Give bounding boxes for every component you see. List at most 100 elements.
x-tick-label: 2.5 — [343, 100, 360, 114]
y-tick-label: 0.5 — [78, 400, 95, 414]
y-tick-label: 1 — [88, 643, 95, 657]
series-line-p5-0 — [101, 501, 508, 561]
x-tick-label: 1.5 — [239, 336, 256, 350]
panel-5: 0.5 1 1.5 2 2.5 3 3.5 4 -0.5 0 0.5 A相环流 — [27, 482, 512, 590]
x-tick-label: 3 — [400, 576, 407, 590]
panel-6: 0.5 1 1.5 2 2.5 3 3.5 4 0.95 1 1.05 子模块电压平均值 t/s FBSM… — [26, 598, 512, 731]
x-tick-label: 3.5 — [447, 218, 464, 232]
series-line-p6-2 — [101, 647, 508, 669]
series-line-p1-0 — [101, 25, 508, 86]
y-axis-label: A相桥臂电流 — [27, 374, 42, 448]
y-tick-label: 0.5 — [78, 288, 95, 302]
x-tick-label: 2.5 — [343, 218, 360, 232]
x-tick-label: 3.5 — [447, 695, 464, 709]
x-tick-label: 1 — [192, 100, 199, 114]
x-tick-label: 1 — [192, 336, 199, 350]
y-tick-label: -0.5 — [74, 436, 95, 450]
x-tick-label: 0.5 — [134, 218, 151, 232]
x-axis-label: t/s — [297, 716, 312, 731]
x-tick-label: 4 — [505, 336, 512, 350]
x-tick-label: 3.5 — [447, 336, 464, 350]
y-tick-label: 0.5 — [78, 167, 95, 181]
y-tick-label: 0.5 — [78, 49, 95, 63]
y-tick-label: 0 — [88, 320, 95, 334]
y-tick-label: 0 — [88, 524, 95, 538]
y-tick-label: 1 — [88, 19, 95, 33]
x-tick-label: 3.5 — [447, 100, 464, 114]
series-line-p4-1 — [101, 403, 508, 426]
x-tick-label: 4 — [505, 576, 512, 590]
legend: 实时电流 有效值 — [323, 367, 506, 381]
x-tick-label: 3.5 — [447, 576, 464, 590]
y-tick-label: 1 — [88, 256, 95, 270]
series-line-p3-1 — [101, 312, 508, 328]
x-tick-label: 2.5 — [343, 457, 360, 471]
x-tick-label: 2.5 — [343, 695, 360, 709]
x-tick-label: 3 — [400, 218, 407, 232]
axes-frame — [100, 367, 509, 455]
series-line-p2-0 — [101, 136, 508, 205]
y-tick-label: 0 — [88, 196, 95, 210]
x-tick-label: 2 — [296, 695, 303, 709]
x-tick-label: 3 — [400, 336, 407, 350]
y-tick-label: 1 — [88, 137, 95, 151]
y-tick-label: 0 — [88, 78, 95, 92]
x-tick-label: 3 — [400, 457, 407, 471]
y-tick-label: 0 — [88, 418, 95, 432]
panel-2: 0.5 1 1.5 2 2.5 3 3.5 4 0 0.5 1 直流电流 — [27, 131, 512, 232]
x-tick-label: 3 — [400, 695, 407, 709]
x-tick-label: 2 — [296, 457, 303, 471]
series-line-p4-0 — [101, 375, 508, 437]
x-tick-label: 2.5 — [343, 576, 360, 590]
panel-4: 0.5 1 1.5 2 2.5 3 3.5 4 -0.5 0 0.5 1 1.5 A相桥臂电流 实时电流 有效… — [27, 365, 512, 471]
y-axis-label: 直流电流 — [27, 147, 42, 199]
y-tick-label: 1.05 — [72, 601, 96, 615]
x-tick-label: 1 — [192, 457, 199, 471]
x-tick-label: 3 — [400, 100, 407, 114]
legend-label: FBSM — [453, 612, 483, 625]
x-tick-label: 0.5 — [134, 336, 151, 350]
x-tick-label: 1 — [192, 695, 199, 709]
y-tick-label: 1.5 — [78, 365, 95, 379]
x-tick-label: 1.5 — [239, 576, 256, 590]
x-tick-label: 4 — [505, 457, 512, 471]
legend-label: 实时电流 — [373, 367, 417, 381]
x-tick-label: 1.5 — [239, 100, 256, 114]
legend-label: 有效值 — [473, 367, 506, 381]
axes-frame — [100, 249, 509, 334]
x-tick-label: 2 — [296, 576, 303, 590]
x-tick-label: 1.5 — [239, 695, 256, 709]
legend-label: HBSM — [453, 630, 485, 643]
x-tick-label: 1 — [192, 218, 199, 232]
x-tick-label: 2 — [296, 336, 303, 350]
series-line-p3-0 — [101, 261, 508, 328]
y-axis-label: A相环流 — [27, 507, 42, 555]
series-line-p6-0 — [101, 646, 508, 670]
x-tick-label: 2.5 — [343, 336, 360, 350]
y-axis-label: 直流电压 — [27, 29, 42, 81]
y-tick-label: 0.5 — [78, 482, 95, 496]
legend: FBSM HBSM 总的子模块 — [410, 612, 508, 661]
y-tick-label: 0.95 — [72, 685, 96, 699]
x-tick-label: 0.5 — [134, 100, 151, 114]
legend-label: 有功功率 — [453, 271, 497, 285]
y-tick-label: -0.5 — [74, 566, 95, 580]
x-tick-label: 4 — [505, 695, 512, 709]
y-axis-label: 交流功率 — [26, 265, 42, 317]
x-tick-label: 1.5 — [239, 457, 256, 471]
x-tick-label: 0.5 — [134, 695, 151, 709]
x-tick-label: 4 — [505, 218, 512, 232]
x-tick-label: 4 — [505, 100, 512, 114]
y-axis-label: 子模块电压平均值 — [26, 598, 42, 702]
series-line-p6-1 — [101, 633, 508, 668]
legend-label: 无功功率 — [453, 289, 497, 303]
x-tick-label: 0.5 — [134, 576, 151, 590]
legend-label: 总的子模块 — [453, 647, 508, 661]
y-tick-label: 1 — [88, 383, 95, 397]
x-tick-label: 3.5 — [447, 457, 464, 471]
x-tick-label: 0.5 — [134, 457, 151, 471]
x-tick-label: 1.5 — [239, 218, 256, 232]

***

Given problem: Reproduce every one of the lines above verbatim, from the first through the last.

Written response:
Give bounding boxes for every component you see. List at most 100 elements.
x-tick-label: 2.5 — [343, 100, 360, 114]
y-tick-label: 0.5 — [78, 400, 95, 414]
y-tick-label: 1 — [88, 643, 95, 657]
series-line-p5-0 — [101, 501, 508, 561]
x-tick-label: 1.5 — [239, 336, 256, 350]
panel-5: 0.5 1 1.5 2 2.5 3 3.5 4 -0.5 0 0.5 A相环流 — [27, 482, 512, 590]
x-tick-label: 3 — [400, 576, 407, 590]
panel-6: 0.5 1 1.5 2 2.5 3 3.5 4 0.95 1 1.05 子模块电压平均值 t/s FBSM… — [26, 598, 512, 731]
x-tick-label: 3.5 — [447, 218, 464, 232]
series-line-p6-2 — [101, 647, 508, 669]
series-line-p1-0 — [101, 25, 508, 86]
y-axis-label: A相桥臂电流 — [27, 374, 42, 448]
y-tick-label: 0.5 — [78, 288, 95, 302]
x-tick-label: 2.5 — [343, 218, 360, 232]
x-tick-label: 3.5 — [447, 695, 464, 709]
x-tick-label: 1 — [192, 100, 199, 114]
x-tick-label: 1 — [192, 336, 199, 350]
y-tick-label: -0.5 — [74, 436, 95, 450]
x-tick-label: 0.5 — [134, 218, 151, 232]
x-axis-label: t/s — [297, 716, 312, 731]
x-tick-label: 4 — [505, 336, 512, 350]
x-tick-label: 3.5 — [447, 336, 464, 350]
y-tick-label: 0.5 — [78, 167, 95, 181]
y-tick-label: 0.5 — [78, 49, 95, 63]
y-tick-label: 0 — [88, 320, 95, 334]
y-tick-label: 0 — [88, 524, 95, 538]
y-tick-label: 1 — [88, 19, 95, 33]
x-tick-label: 3.5 — [447, 100, 464, 114]
series-line-p4-1 — [101, 403, 508, 426]
x-tick-label: 4 — [505, 576, 512, 590]
legend: 实时电流 有效值 — [323, 367, 506, 381]
x-tick-label: 3.5 — [447, 576, 464, 590]
y-tick-label: 1 — [88, 256, 95, 270]
series-line-p3-1 — [101, 312, 508, 328]
x-tick-label: 2.5 — [343, 457, 360, 471]
x-tick-label: 2.5 — [343, 695, 360, 709]
x-tick-label: 3 — [400, 218, 407, 232]
axes-frame — [100, 367, 509, 455]
series-line-p2-0 — [101, 136, 508, 205]
y-tick-label: 0 — [88, 196, 95, 210]
x-tick-label: 2 — [296, 695, 303, 709]
x-tick-label: 3 — [400, 336, 407, 350]
y-tick-label: 1 — [88, 137, 95, 151]
y-tick-label: 0 — [88, 78, 95, 92]
x-tick-label: 3 — [400, 457, 407, 471]
y-tick-label: 0 — [88, 418, 95, 432]
panel-2: 0.5 1 1.5 2 2.5 3 3.5 4 0 0.5 1 直流电流 — [27, 131, 512, 232]
x-tick-label: 3 — [400, 695, 407, 709]
x-tick-label: 2 — [296, 457, 303, 471]
series-line-p4-0 — [101, 375, 508, 437]
x-tick-label: 2.5 — [343, 576, 360, 590]
panel-4: 0.5 1 1.5 2 2.5 3 3.5 4 -0.5 0 0.5 1 1.5 A相桥臂电流 实时电流 有效… — [27, 365, 512, 471]
y-axis-label: 直流电流 — [27, 147, 42, 199]
y-tick-label: 1.05 — [72, 601, 96, 615]
x-tick-label: 1 — [192, 457, 199, 471]
x-tick-label: 3 — [400, 100, 407, 114]
legend-label: FBSM — [453, 612, 483, 625]
x-tick-label: 0.5 — [134, 336, 151, 350]
x-tick-label: 1 — [192, 695, 199, 709]
y-tick-label: 1.5 — [78, 365, 95, 379]
x-tick-label: 1.5 — [239, 576, 256, 590]
x-tick-label: 4 — [505, 457, 512, 471]
legend-label: 实时电流 — [373, 367, 417, 381]
x-tick-label: 1.5 — [239, 100, 256, 114]
legend-label: 有效值 — [473, 367, 506, 381]
axes-frame — [100, 249, 509, 334]
x-tick-label: 2 — [296, 576, 303, 590]
x-tick-label: 1.5 — [239, 695, 256, 709]
legend-label: HBSM — [453, 630, 485, 643]
x-tick-label: 1 — [192, 218, 199, 232]
x-tick-label: 2 — [296, 336, 303, 350]
series-line-p3-0 — [101, 261, 508, 328]
y-axis-label: A相环流 — [27, 507, 42, 555]
series-line-p6-0 — [101, 646, 508, 670]
x-tick-label: 2.5 — [343, 336, 360, 350]
y-axis-label: 直流电压 — [27, 29, 42, 81]
y-tick-label: 0.5 — [78, 482, 95, 496]
legend: FBSM HBSM 总的子模块 — [410, 612, 508, 661]
y-tick-label: 0.95 — [72, 685, 96, 699]
x-tick-label: 0.5 — [134, 100, 151, 114]
legend-label: 有功功率 — [453, 271, 497, 285]
y-tick-label: -0.5 — [74, 566, 95, 580]
x-tick-label: 4 — [505, 695, 512, 709]
y-axis-label: 交流功率 — [26, 265, 42, 317]
x-tick-label: 1.5 — [239, 457, 256, 471]
x-tick-label: 0.5 — [134, 695, 151, 709]
x-tick-label: 4 — [505, 218, 512, 232]
x-tick-label: 4 — [505, 100, 512, 114]
y-axis-label: 子模块电压平均值 — [26, 598, 42, 702]
series-line-p6-1 — [101, 633, 508, 668]
legend-label: 无功功率 — [453, 289, 497, 303]
x-tick-label: 0.5 — [134, 576, 151, 590]
legend-label: 总的子模块 — [453, 647, 508, 661]
y-tick-label: 1 — [88, 383, 95, 397]
x-tick-label: 3.5 — [447, 457, 464, 471]
x-tick-label: 0.5 — [134, 457, 151, 471]
x-tick-label: 1.5 — [239, 218, 256, 232]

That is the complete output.